- [TASK TO COMPLETE]: Pictures don't belong in the copy; print all the records exactly.

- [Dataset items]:
================================

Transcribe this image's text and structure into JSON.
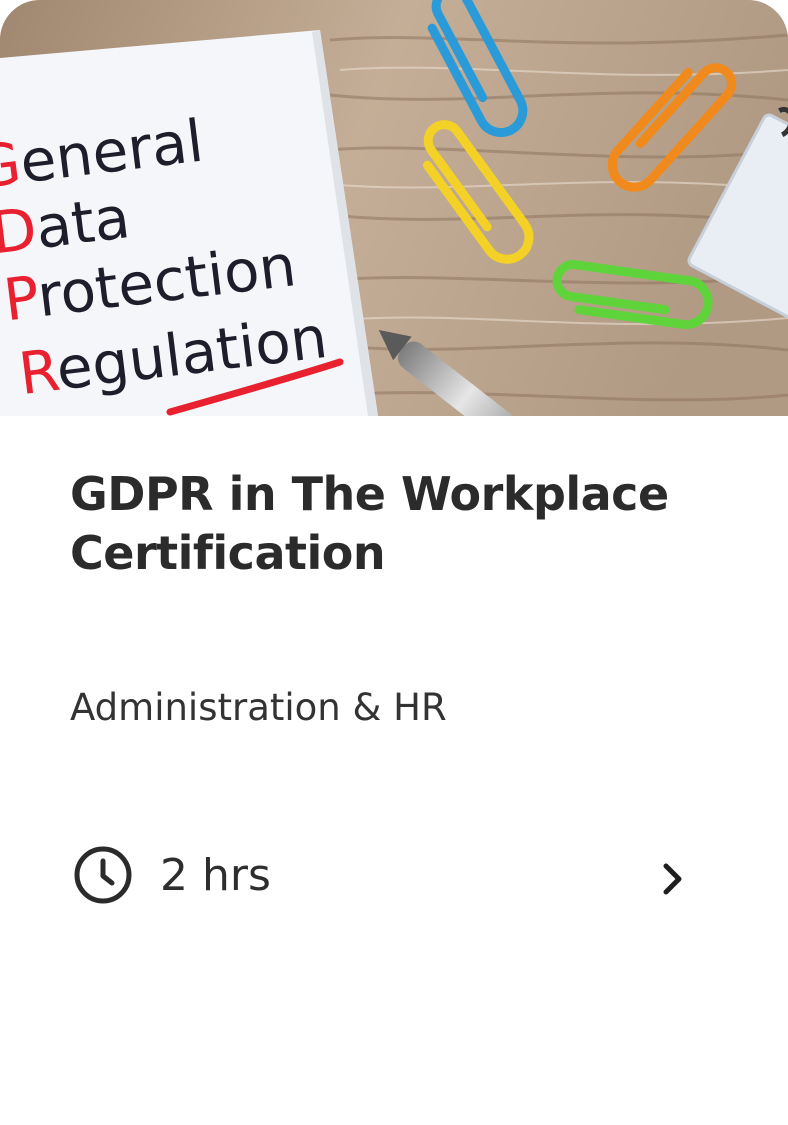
{
  "card": {
    "title": "GDPR in The Workplace Certification",
    "category": "Administration & HR",
    "duration": "2 hrs"
  },
  "hero": {
    "note_lines": [
      {
        "initial": "G",
        "rest": "eneral"
      },
      {
        "initial": "D",
        "rest": "ata"
      },
      {
        "initial": "P",
        "rest": "rotection"
      },
      {
        "initial": "R",
        "rest": "egulation"
      }
    ]
  },
  "icons": {
    "duration": "clock-icon",
    "open": "chevron-right-icon"
  },
  "colors": {
    "title": "#2b2b2b",
    "text": "#333333",
    "note_red": "#e8202f",
    "wood": "#b89f86"
  }
}
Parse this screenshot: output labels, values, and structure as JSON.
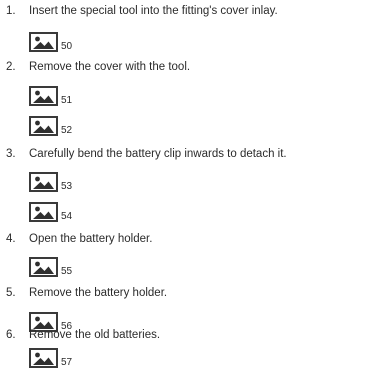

================================

- [SOLVED PROBLEM]:
Transcribe this image's text and structure into JSON.
{
  "card": {
    "title": "GDPR in The Workplace Certification",
    "category": "Administration & HR",
    "duration": "2 hrs"
  },
  "hero": {
    "note_lines": [
      {
        "initial": "G",
        "rest": "eneral"
      },
      {
        "initial": "D",
        "rest": "ata"
      },
      {
        "initial": "P",
        "rest": "rotection"
      },
      {
        "initial": "R",
        "rest": "egulation"
      }
    ]
  },
  "icons": {
    "duration": "clock-icon",
    "open": "chevron-right-icon"
  },
  "colors": {
    "title": "#2b2b2b",
    "text": "#333333",
    "note_red": "#e8202f",
    "wood": "#b89f86"
  }
}
Parse this screenshot: output labels, values, and structure as JSON.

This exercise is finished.